STATED TASK: In the records below, find each line containing the word "kasih" and copy it.

DATA FOR THIS TASK:
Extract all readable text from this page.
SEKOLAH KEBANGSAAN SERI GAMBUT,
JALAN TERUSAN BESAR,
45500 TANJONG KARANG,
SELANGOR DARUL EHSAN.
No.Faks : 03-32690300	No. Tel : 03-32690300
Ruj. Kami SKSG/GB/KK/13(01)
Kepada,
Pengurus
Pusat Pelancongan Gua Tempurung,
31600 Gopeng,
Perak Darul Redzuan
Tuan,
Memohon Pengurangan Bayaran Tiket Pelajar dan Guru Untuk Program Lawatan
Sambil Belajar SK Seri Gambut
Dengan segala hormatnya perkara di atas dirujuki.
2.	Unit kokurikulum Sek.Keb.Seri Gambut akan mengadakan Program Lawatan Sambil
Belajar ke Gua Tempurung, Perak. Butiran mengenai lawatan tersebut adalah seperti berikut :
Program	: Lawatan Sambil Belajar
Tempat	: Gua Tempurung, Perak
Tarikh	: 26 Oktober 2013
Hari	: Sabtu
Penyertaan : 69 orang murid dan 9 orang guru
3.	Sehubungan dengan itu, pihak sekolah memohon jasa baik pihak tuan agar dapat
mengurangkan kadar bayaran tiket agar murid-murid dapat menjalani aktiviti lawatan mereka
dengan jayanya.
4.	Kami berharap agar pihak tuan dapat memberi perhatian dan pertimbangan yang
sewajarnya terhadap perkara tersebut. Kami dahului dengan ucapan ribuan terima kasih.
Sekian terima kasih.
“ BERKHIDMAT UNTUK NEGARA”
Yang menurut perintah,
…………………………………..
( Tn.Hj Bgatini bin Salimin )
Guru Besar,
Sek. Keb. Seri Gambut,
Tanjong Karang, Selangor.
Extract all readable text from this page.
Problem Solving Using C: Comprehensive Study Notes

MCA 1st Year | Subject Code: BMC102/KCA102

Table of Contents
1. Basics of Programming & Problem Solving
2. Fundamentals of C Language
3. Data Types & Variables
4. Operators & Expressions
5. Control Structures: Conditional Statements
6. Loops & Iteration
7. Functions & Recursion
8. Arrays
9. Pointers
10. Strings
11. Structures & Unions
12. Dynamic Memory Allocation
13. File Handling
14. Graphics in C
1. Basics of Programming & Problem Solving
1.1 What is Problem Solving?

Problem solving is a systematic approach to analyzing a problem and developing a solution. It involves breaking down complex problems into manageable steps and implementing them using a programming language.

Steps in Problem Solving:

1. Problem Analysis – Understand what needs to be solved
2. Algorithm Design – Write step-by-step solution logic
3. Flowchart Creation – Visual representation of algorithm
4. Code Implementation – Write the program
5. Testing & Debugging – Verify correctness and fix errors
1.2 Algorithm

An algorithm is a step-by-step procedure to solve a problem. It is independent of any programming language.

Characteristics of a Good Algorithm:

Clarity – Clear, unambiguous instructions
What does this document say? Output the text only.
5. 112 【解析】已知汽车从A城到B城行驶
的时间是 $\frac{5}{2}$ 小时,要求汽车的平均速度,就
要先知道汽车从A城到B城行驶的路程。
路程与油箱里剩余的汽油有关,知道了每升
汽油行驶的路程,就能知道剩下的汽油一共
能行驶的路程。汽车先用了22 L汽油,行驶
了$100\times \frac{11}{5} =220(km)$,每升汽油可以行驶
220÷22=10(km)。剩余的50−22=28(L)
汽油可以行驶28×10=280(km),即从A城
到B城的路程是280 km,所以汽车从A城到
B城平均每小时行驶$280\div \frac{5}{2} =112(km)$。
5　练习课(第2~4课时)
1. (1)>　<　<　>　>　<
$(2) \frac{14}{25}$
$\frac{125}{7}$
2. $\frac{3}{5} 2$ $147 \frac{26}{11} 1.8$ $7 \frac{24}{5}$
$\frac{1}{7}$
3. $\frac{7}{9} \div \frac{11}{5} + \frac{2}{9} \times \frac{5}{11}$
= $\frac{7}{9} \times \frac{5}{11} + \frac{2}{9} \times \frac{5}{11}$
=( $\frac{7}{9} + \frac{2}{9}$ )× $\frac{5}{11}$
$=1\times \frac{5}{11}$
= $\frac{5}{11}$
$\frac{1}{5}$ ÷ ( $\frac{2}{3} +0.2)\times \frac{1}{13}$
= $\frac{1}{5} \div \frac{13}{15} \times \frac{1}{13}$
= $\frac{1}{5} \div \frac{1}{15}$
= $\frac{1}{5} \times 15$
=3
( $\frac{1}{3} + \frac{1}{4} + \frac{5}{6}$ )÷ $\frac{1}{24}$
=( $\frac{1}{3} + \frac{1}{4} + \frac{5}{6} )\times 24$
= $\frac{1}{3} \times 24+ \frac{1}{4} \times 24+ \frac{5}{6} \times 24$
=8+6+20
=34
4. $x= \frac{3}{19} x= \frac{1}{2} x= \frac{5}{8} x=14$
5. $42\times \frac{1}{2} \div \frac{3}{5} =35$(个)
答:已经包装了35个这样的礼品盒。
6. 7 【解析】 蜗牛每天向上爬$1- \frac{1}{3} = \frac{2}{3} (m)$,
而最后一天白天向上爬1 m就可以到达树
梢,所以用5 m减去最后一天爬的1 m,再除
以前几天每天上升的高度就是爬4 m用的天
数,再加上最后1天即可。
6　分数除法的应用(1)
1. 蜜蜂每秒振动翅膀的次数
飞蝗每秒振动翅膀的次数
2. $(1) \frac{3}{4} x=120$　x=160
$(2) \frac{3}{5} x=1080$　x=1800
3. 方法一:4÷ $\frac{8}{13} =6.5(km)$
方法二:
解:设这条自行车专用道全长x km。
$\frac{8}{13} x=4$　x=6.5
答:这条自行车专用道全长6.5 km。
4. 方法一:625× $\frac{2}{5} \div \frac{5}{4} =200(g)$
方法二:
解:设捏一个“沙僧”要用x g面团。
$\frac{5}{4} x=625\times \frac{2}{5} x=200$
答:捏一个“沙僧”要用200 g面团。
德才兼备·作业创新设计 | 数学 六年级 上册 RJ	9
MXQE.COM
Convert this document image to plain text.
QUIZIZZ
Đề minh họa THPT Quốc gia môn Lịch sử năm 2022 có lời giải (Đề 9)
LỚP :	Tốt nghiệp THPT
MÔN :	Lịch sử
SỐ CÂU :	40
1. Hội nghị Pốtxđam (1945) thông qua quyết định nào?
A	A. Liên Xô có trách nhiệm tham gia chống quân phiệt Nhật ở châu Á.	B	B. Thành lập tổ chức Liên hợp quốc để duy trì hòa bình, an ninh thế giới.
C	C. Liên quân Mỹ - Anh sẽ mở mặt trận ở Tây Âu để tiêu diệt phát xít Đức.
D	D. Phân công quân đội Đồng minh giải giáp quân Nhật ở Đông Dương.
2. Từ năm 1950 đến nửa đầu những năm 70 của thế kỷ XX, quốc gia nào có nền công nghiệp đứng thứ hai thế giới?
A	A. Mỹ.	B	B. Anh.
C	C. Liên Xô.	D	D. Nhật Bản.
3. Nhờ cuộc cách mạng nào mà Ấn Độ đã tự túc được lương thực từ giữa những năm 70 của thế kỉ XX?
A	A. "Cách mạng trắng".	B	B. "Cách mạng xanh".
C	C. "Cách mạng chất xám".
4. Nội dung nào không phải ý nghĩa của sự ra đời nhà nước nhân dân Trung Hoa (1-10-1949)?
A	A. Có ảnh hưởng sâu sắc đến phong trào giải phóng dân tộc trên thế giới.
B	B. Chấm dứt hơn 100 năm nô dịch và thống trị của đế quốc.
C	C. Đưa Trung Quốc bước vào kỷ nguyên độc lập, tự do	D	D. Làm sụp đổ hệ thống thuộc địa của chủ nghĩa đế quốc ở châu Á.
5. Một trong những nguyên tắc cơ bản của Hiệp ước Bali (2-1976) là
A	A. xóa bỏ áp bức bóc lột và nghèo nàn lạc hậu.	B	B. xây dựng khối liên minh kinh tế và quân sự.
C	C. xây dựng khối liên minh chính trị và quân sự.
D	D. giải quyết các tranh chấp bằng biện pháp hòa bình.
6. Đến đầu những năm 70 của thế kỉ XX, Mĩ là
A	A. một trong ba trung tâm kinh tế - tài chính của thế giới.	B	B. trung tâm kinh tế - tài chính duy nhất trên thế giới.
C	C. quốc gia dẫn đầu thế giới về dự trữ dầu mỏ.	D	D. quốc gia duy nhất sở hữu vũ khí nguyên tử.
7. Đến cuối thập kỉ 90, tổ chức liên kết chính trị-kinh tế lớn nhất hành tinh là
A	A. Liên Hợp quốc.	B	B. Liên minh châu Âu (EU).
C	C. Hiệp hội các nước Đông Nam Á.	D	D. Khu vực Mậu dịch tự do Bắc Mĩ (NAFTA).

ANSWER TO THIS TASK:
sewajarnya terhadap perkara tersebut. Kami dahului dengan ucapan ribuan terima kasih.
Sekian terima kasih.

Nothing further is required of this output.